Records contained in a dataset:
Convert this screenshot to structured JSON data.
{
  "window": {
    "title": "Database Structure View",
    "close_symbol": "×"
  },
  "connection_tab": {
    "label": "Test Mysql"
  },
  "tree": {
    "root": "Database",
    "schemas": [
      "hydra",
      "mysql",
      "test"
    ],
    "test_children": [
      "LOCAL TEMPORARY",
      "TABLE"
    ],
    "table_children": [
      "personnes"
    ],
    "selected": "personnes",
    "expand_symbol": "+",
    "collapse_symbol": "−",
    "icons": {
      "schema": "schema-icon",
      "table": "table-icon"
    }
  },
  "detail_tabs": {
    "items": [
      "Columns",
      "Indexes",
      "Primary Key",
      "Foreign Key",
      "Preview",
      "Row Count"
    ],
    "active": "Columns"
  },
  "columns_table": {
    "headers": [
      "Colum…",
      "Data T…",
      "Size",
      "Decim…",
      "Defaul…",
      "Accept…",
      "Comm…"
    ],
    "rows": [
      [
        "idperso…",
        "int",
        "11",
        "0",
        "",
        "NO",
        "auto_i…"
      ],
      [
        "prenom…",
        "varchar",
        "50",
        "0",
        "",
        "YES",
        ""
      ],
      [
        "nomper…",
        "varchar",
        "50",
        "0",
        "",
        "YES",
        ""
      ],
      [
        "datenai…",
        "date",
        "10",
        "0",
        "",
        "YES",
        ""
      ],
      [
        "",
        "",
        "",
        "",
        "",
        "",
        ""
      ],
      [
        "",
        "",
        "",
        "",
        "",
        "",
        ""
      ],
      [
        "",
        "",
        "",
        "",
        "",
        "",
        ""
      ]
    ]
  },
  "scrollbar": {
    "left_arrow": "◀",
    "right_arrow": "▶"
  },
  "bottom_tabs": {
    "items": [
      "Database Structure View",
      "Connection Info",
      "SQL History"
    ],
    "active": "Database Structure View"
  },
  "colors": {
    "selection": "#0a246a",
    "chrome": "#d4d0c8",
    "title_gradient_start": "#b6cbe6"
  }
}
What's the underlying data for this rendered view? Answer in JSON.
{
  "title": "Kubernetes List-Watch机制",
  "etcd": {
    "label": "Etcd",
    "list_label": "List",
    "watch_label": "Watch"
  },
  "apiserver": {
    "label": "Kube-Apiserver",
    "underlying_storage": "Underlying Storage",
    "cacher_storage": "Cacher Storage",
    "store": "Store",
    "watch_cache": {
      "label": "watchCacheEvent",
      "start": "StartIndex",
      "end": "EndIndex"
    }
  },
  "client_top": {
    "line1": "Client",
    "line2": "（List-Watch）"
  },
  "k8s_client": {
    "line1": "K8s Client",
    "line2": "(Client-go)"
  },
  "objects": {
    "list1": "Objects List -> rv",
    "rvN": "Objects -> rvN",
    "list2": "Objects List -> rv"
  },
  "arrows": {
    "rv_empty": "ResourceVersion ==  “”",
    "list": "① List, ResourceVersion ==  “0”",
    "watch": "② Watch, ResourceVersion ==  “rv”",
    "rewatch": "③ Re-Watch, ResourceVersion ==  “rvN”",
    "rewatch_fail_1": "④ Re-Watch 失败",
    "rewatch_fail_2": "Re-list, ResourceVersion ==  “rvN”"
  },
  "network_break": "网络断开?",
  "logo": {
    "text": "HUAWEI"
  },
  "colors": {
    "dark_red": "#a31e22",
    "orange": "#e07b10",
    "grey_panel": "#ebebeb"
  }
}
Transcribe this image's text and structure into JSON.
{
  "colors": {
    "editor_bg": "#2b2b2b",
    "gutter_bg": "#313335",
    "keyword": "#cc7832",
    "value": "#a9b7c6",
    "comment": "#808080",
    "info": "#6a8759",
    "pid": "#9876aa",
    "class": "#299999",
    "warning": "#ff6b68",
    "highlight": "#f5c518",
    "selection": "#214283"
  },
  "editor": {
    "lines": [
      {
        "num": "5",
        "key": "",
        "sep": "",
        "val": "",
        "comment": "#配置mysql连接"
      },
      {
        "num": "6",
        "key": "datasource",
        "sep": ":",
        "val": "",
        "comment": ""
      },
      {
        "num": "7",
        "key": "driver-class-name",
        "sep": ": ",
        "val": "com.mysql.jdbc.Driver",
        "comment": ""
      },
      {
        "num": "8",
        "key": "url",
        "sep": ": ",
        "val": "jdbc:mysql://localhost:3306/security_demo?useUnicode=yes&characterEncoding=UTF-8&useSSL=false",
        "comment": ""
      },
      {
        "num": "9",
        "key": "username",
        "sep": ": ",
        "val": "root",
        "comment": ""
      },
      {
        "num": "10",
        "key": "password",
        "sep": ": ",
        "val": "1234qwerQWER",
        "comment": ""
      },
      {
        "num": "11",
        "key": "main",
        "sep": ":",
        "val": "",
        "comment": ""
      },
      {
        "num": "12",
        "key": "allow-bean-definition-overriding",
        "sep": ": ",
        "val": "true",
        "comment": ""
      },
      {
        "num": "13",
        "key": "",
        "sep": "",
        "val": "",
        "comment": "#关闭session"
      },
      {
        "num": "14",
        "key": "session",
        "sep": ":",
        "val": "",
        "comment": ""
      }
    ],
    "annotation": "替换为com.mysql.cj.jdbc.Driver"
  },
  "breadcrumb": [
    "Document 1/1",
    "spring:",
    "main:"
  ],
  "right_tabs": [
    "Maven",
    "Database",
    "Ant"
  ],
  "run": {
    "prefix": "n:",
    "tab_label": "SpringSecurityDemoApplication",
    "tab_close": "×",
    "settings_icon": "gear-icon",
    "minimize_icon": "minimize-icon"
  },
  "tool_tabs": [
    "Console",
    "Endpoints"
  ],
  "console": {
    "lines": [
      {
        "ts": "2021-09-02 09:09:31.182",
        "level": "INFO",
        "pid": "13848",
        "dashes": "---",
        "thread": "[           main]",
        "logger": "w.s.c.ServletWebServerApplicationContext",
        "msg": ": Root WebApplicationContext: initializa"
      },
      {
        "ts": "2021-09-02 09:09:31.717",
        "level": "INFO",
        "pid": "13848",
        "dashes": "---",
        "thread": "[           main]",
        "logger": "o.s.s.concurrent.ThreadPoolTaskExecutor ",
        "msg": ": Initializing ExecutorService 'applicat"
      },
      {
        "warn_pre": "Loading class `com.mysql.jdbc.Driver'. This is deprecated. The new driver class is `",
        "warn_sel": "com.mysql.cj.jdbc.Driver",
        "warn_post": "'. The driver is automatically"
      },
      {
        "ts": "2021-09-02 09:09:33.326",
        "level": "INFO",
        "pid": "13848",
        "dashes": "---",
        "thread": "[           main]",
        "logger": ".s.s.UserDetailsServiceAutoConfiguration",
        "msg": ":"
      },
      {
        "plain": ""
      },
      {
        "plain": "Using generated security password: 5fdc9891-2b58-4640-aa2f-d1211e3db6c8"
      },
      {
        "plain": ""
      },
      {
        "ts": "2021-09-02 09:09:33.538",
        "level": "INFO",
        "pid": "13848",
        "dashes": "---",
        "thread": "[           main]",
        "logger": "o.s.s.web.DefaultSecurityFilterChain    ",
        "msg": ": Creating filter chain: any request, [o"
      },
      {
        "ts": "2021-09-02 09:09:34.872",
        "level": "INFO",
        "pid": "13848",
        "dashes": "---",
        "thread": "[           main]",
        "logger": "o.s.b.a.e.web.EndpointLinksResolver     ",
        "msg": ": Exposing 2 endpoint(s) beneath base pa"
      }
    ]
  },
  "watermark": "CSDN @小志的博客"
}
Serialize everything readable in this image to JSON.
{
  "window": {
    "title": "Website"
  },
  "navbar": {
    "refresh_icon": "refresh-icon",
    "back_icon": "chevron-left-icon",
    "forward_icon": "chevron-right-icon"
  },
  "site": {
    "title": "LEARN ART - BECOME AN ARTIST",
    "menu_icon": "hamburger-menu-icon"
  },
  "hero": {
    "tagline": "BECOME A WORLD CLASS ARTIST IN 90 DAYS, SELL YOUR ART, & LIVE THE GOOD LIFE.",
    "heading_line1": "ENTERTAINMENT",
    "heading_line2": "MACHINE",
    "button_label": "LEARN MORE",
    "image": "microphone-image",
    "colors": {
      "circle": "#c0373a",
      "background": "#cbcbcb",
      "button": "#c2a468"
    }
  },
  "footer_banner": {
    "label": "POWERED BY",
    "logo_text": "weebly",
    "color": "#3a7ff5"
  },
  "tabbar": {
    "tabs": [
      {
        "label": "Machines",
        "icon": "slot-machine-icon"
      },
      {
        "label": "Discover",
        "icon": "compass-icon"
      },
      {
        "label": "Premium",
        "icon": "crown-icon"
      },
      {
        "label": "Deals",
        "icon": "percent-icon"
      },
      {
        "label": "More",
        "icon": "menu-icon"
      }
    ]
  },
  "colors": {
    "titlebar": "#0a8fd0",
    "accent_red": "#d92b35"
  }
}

— WHAT IS REQUIRED —
Review the material and copy each line in which the word "chevron" appears.

— THE COMPLETED TASK —
    "back_icon": "chevron-left-icon",
    "forward_icon": "chevron-right-icon"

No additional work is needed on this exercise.